Data excerpts

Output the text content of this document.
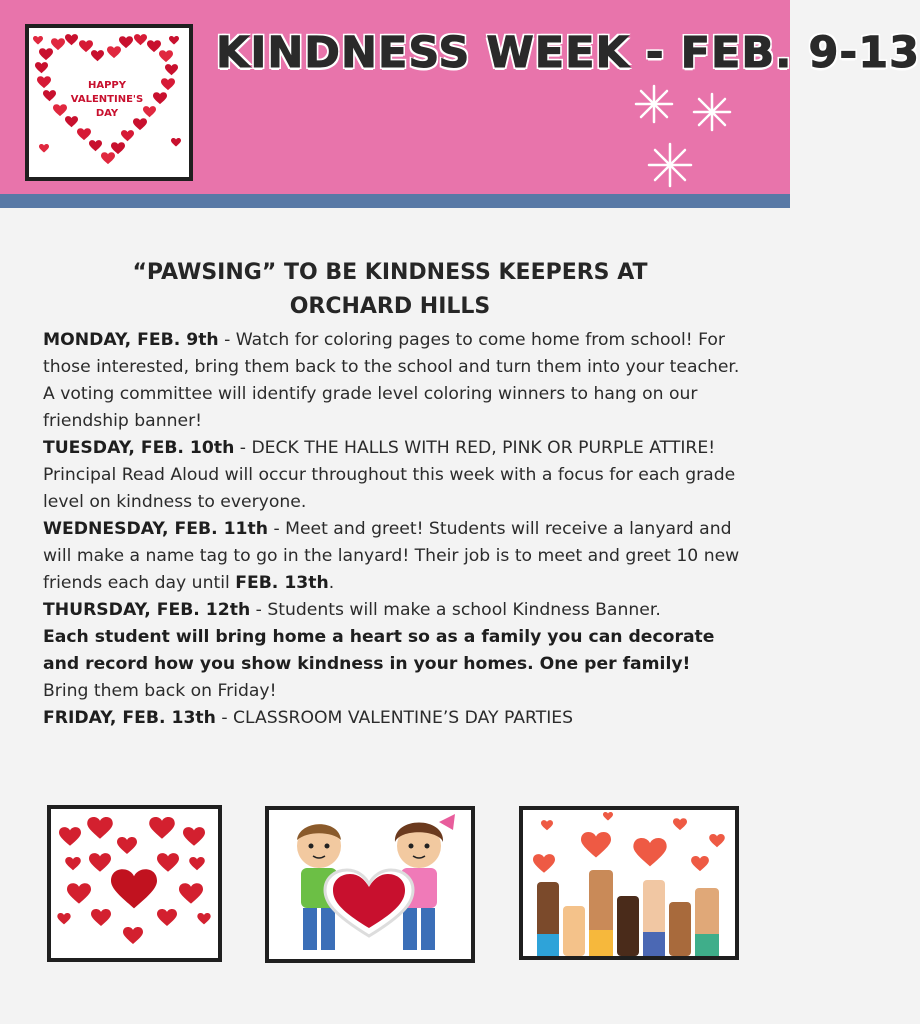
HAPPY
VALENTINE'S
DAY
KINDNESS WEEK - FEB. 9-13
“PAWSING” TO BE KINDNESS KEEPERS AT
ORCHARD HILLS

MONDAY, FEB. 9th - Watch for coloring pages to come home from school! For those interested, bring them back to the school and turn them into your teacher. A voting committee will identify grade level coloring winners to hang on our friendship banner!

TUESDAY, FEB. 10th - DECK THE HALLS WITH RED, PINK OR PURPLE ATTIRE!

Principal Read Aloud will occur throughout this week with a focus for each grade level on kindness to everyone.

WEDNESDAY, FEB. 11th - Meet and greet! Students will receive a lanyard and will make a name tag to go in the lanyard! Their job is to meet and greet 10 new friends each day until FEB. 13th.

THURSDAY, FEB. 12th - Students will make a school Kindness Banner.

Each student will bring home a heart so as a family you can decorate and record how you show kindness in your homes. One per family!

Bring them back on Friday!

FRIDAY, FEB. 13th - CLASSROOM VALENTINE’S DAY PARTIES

_Directions for this task_. Leave images out of the retyped records; keep all else exact.

_Problem solution_.
Output the text content of this document.
HAPPY
VALENTINE'S
DAY
KINDNESS WEEK - FEB. 9-13
“PAWSING” TO BE KINDNESS KEEPERS AT
ORCHARD HILLS

MONDAY, FEB. 9th - Watch for coloring pages to come home from school! For those interested, bring them back to the school and turn them into your teacher. A voting committee will identify grade level coloring winners to hang on our friendship banner!

TUESDAY, FEB. 10th - DECK THE HALLS WITH RED, PINK OR PURPLE ATTIRE!

Principal Read Aloud will occur throughout this week with a focus for each grade level on kindness to everyone.

WEDNESDAY, FEB. 11th - Meet and greet! Students will receive a lanyard and will make a name tag to go in the lanyard! Their job is to meet and greet 10 new friends each day until FEB. 13th.

THURSDAY, FEB. 12th - Students will make a school Kindness Banner.

Each student will bring home a heart so as a family you can decorate and record how you show kindness in your homes. One per family!

Bring them back on Friday!

FRIDAY, FEB. 13th - CLASSROOM VALENTINE’S DAY PARTIES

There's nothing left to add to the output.